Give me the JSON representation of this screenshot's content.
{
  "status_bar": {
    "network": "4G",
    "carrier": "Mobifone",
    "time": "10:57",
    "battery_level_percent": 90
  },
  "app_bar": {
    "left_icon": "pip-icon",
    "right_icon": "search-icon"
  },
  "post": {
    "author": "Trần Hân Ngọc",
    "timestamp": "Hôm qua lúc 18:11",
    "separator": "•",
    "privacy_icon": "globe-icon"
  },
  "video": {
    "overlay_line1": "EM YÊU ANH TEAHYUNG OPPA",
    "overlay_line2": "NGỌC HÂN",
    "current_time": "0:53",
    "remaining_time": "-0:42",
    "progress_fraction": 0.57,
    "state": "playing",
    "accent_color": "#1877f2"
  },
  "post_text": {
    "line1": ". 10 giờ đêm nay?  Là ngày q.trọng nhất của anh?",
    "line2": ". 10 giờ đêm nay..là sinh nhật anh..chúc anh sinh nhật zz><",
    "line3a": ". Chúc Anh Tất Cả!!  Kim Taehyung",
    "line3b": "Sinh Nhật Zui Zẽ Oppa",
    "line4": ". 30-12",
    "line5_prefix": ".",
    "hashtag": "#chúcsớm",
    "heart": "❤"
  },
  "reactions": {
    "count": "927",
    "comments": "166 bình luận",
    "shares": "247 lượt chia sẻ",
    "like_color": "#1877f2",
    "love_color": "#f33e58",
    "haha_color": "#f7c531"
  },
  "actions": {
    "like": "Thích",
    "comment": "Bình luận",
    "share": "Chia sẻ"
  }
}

_Requirement_:
Make an exact copy of every line in the data.

_Solution for this exercise_:
Give me the JSON representation of this screenshot's content.
{
  "status_bar": {
    "network": "4G",
    "carrier": "Mobifone",
    "time": "10:57",
    "battery_level_percent": 90
  },
  "app_bar": {
    "left_icon": "pip-icon",
    "right_icon": "search-icon"
  },
  "post": {
    "author": "Trần Hân Ngọc",
    "timestamp": "Hôm qua lúc 18:11",
    "separator": "•",
    "privacy_icon": "globe-icon"
  },
  "video": {
    "overlay_line1": "EM YÊU ANH TEAHYUNG OPPA",
    "overlay_line2": "NGỌC HÂN",
    "current_time": "0:53",
    "remaining_time": "-0:42",
    "progress_fraction": 0.57,
    "state": "playing",
    "accent_color": "#1877f2"
  },
  "post_text": {
    "line1": ". 10 giờ đêm nay?  Là ngày q.trọng nhất của anh?",
    "line2": ". 10 giờ đêm nay..là sinh nhật anh..chúc anh sinh nhật zz><",
    "line3a": ". Chúc Anh Tất Cả!!  Kim Taehyung",
    "line3b": "Sinh Nhật Zui Zẽ Oppa",
    "line4": ". 30-12",
    "line5_prefix": ".",
    "hashtag": "#chúcsớm",
    "heart": "❤"
  },
  "reactions": {
    "count": "927",
    "comments": "166 bình luận",
    "shares": "247 lượt chia sẻ",
    "like_color": "#1877f2",
    "love_color": "#f33e58",
    "haha_color": "#f7c531"
  },
  "actions": {
    "like": "Thích",
    "comment": "Bình luận",
    "share": "Chia sẻ"
  }
}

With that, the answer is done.